● **WHAT IS ASKED**: Output every line below without omitting or altering anything.

(Data records)

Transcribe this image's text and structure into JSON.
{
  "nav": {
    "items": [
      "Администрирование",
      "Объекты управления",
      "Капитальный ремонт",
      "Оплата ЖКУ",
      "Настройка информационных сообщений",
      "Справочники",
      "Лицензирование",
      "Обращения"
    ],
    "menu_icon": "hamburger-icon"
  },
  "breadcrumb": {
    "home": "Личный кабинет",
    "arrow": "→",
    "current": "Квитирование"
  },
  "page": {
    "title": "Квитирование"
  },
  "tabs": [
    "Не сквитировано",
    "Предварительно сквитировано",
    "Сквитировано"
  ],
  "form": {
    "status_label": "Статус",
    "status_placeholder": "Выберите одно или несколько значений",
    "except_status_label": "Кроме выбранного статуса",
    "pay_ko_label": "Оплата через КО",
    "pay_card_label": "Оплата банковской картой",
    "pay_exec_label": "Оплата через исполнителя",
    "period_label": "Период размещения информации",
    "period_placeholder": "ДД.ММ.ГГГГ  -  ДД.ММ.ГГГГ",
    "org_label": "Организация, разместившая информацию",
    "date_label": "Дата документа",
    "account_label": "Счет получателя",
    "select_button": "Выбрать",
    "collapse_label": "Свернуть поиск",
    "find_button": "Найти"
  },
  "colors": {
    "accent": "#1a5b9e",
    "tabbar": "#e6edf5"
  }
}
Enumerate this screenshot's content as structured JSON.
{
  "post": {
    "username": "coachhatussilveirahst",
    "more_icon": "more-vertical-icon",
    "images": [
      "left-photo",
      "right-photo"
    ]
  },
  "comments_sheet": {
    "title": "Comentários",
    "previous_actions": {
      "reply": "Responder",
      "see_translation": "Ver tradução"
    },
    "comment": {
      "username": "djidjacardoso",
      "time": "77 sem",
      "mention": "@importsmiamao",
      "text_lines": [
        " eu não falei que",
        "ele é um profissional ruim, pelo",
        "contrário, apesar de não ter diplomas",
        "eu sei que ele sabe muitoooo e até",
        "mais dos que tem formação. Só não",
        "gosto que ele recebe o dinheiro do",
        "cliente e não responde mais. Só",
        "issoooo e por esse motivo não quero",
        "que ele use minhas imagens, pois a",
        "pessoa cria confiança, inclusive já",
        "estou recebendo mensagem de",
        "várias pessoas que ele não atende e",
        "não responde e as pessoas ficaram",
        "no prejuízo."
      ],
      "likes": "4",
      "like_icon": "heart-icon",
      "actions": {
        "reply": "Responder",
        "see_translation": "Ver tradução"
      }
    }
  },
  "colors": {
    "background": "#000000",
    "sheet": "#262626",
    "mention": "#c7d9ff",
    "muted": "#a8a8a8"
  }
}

● **OUTPUT**:
Transcribe this image's text and structure into JSON.
{
  "nav": {
    "items": [
      "Администрирование",
      "Объекты управления",
      "Капитальный ремонт",
      "Оплата ЖКУ",
      "Настройка информационных сообщений",
      "Справочники",
      "Лицензирование",
      "Обращения"
    ],
    "menu_icon": "hamburger-icon"
  },
  "breadcrumb": {
    "home": "Личный кабинет",
    "arrow": "→",
    "current": "Квитирование"
  },
  "page": {
    "title": "Квитирование"
  },
  "tabs": [
    "Не сквитировано",
    "Предварительно сквитировано",
    "Сквитировано"
  ],
  "form": {
    "status_label": "Статус",
    "status_placeholder": "Выберите одно или несколько значений",
    "except_status_label": "Кроме выбранного статуса",
    "pay_ko_label": "Оплата через КО",
    "pay_card_label": "Оплата банковской картой",
    "pay_exec_label": "Оплата через исполнителя",
    "period_label": "Период размещения информации",
    "period_placeholder": "ДД.ММ.ГГГГ  -  ДД.ММ.ГГГГ",
    "org_label": "Организация, разместившая информацию",
    "date_label": "Дата документа",
    "account_label": "Счет получателя",
    "select_button": "Выбрать",
    "collapse_label": "Свернуть поиск",
    "find_button": "Найти"
  },
  "colors": {
    "accent": "#1a5b9e",
    "tabbar": "#e6edf5"
  }
}
Enumerate this screenshot's content as structured JSON.
{
  "post": {
    "username": "coachhatussilveirahst",
    "more_icon": "more-vertical-icon",
    "images": [
      "left-photo",
      "right-photo"
    ]
  },
  "comments_sheet": {
    "title": "Comentários",
    "previous_actions": {
      "reply": "Responder",
      "see_translation": "Ver tradução"
    },
    "comment": {
      "username": "djidjacardoso",
      "time": "77 sem",
      "mention": "@importsmiamao",
      "text_lines": [
        " eu não falei que",
        "ele é um profissional ruim, pelo",
        "contrário, apesar de não ter diplomas",
        "eu sei que ele sabe muitoooo e até",
        "mais dos que tem formação. Só não",
        "gosto que ele recebe o dinheiro do",
        "cliente e não responde mais. Só",
        "issoooo e por esse motivo não quero",
        "que ele use minhas imagens, pois a",
        "pessoa cria confiança, inclusive já",
        "estou recebendo mensagem de",
        "várias pessoas que ele não atende e",
        "não responde e as pessoas ficaram",
        "no prejuízo."
      ],
      "likes": "4",
      "like_icon": "heart-icon",
      "actions": {
        "reply": "Responder",
        "see_translation": "Ver tradução"
      }
    }
  },
  "colors": {
    "background": "#000000",
    "sheet": "#262626",
    "mention": "#c7d9ff",
    "muted": "#a8a8a8"
  }
}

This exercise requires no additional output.